Fabrice Abriel et la bataille de la mer de Sardaigne.

Nous sommes aux alentours de l'an 540 avant J.-C. En mer tyrrhénienne. Le mot "tyrrhénien" provient du grec Turrénos, désignant les Étrusques, peuple mystérieux qui a aussi donné son nom à la Toscane (Tusci en latin). Bon, je vous vois venir, premiers bâillements, vous avez les paupières lourdes, le Prof va nous faire son cours, rapprochons-nous de la fenêtre et profitons-en pour graver "OM on t'enc..." à la pointe du compas sur le pupitre.

 



- Hep là, au fond ! Vous croyez que je vous ai pas vu ???!!! Vous feriez mieux d'écouter, parce que je suis sûr que la suite de la leçon du jour va vous intéresser fortement. Et s'il y en a un qui l'ouvre il me copiera 200 fois "j'aime Valbuena et j'adore Gignac" pour lundi.


Bon, on est donc à l'époque où Athènes attend encore Périclès, Rome est une monarchie aux mains d'un conquérant étrusque nommé Tarquin le Superbe, Carthage pousse doucement. Bref, rien de passionnant me direz-vous. Justement, vous vous trompez ! Le commerce c'est des accords (façon OMC), mais c'est aussi, au final, la guerre (14-18, si vous voyez ce que je veux dire). En 600 avant J.-C., les Grecs d'Asie Mineure, venus de la cité de Phocée, ont fondé une cité dans le midi de la France (oups, de la Gaule !), pas loin de l'embouchure du Rhône : Massalia (regain d'intérêt au fond de la classe !). Les Massaliotes (les Marseillais, si vous voulez) espèrent capter à eux le commerce méditerranéen des deux grands peuples marchands de la Tyrrhénienne, les Phéniciens (établis en Tunisie à Carthage) et les Étrusques, qui contrôlent le littoral italien de la Ligurie à la Campanie en passant par Rome, tout en médiatisant le commerce gaulois de la vallée du Rhône. Bref Marseille veut être première en Europe.


Pourtant, Marseille ne gagnera pas un match cette année-là. Car Étrusques et Phéniciens ne l'entendent pas ainsi. L'explication décisive a lieu au large de la Sardaigne, à en croire l'historien grec Hérodote. Pardon ? Non pas "il radote", Hé-ro-do-te ! (Comprennent rien au dernier rang !). Là, la flotte massaliote est envoyée par le fond. Leur capitaine Anigos ayant mal manœuvré, privé, il est vrai de Gignacos, son meilleur marin, et avec un Valbuenos qui préféra simuler une panne de sa trirème, en espérant que les Dieux le prennent en pitié et lui accordent la victoire. Poséidon jugea sans doute, au contraire, que se rouler par terre sur le pont d'un navire n'est guère digne d'un grand marin grec. En face, c'est le grand amiral des Étrusques Fabrth Abrielth qui mena la flotte alliée qui, grâce à une percée éperons en avant, au cœur du dispositif adverse, menée par Valth Esseyrith, détruisit les navires marseillais.

** Consigne **
Selon l'extrait, en quelle année les Grecs venus de Phocée ont-ils fondé Massalia, s'il vous plaît ?

** Données fournies **

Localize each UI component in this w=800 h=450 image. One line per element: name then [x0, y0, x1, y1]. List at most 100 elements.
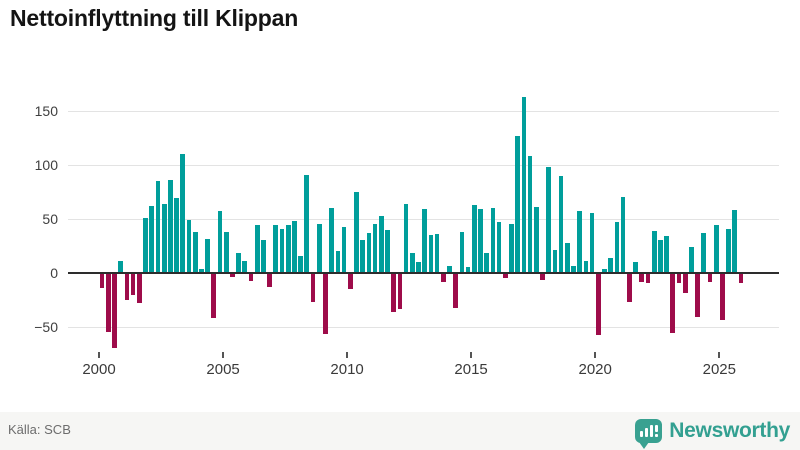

** Réponse rédigée **
En 600 avant J.-C.